(Collected data)
##############################

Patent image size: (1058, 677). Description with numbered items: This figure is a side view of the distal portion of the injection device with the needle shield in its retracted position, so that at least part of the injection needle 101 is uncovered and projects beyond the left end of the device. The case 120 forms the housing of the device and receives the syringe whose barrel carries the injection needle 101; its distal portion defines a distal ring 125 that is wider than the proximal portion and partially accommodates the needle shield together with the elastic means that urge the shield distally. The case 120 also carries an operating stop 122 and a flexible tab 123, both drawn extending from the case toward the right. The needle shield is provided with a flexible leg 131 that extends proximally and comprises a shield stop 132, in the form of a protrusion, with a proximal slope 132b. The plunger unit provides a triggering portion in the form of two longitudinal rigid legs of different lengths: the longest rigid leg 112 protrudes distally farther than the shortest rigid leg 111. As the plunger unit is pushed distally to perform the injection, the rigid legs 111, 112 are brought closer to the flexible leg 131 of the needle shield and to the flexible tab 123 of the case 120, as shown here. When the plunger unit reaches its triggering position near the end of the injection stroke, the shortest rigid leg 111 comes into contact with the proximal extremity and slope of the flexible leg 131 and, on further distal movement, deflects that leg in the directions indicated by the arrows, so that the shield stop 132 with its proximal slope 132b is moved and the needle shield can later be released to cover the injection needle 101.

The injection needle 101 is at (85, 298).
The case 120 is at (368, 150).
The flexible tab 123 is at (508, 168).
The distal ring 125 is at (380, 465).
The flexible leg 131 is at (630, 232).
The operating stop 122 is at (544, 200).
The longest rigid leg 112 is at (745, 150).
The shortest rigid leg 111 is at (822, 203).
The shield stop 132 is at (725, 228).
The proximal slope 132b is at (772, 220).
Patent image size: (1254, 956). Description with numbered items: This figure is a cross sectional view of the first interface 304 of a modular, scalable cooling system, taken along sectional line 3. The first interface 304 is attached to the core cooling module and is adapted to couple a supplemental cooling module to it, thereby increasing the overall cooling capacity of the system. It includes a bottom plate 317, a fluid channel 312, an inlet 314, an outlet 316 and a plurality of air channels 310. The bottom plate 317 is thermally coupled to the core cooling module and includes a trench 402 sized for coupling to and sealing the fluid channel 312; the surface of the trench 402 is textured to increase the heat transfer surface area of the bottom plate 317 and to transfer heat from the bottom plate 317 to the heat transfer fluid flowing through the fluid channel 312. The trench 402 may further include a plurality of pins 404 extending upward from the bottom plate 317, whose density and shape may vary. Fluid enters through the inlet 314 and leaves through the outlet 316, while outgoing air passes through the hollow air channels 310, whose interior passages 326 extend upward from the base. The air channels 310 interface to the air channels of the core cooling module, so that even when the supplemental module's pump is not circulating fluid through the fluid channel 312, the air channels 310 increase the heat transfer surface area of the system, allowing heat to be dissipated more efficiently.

##############################

Put every line of the items above into a JSON list of strings, one string per line, and skip the blank lines.

▸ **SOLUTION TO THE EXERCISE**:
[
  "Patent image size: (1058, 677). Description with numbered items: This figure is a side view of the distal portion of the injection device with the needle shield in its retracted position, so that at least part of the injection needle 101 is uncovered and projects beyond the left end of the device. The case 120 forms the housing of the device and receives the syringe whose barrel carries the injection needle 101; its distal portion defines a distal ring 125 that is wider than the proximal portion and partially accommodates the needle shield together with the elastic means that urge the shield distally. The case 120 also carries an operating stop 122 and a flexible tab 123, both drawn extending from the case toward the right. The needle shield is provided with a flexible leg 131 that extends proximally and comprises a shield stop 132, in the form of a protrusion, with a proximal slope 132b. The plunger unit provides a triggering portion in the form of two longitudinal rigid legs of different lengths: the longest rigid leg 112 protrudes distally farther than the shortest rigid leg 111. As the plunger unit is pushed distally to perform the injection, the rigid legs 111, 112 are brought closer to the flexible leg 131 of the needle shield and to the flexible tab 123 of the case 120, as shown here. When the plunger unit reaches its triggering position near the end of the injection stroke, the shortest rigid leg 111 comes into contact with the proximal extremity and slope of the flexible leg 131 and, on further distal movement, deflects that leg in the directions indicated by the arrows, so that the shield stop 132 with its proximal slope 132b is moved and the needle shield can later be released to cover the injection needle 101.",
  "The injection needle 101 is at (85, 298).",
  "The case 120 is at (368, 150).",
  "The flexible tab 123 is at (508, 168).",
  "The distal ring 125 is at (380, 465).",
  "The flexible leg 131 is at (630, 232).",
  "The operating stop 122 is at (544, 200).",
  "The longest rigid leg 112 is at (745, 150).",
  "The shortest rigid leg 111 is at (822, 203).",
  "The shield stop 132 is at (725, 228).",
  "The proximal slope 132b is at (772, 220).",
  "Patent image size: (1254, 956). Description with numbered items: This figure is a cross sectional view of the first interface 304 of a modular, scalable cooling system, taken along sectional line 3. The first interface 304 is attached to the core cooling module and is adapted to couple a supplemental cooling module to it, thereby increasing the overall cooling capacity of the system. It includes a bottom plate 317, a fluid channel 312, an inlet 314, an outlet 316 and a plurality of air channels 310. The bottom plate 317 is thermally coupled to the core cooling module and includes a trench 402 sized for coupling to and sealing the fluid channel 312; the surface of the trench 402 is textured to increase the heat transfer surface area of the bottom plate 317 and to transfer heat from the bottom plate 317 to the heat transfer fluid flowing through the fluid channel 312. The trench 402 may further include a plurality of pins 404 extending upward from the bottom plate 317, whose density and shape may vary. Fluid enters through the inlet 314 and leaves through the outlet 316, while outgoing air passes through the hollow air channels 310, whose interior passages 326 extend upward from the base. The air channels 310 interface to the air channels of the core cooling module, so that even when the supplemental module's pump is not circulating fluid through the fluid channel 312, the air channels 310 increase the heat transfer surface area of the system, allowing heat to be dissipated more efficiently."
]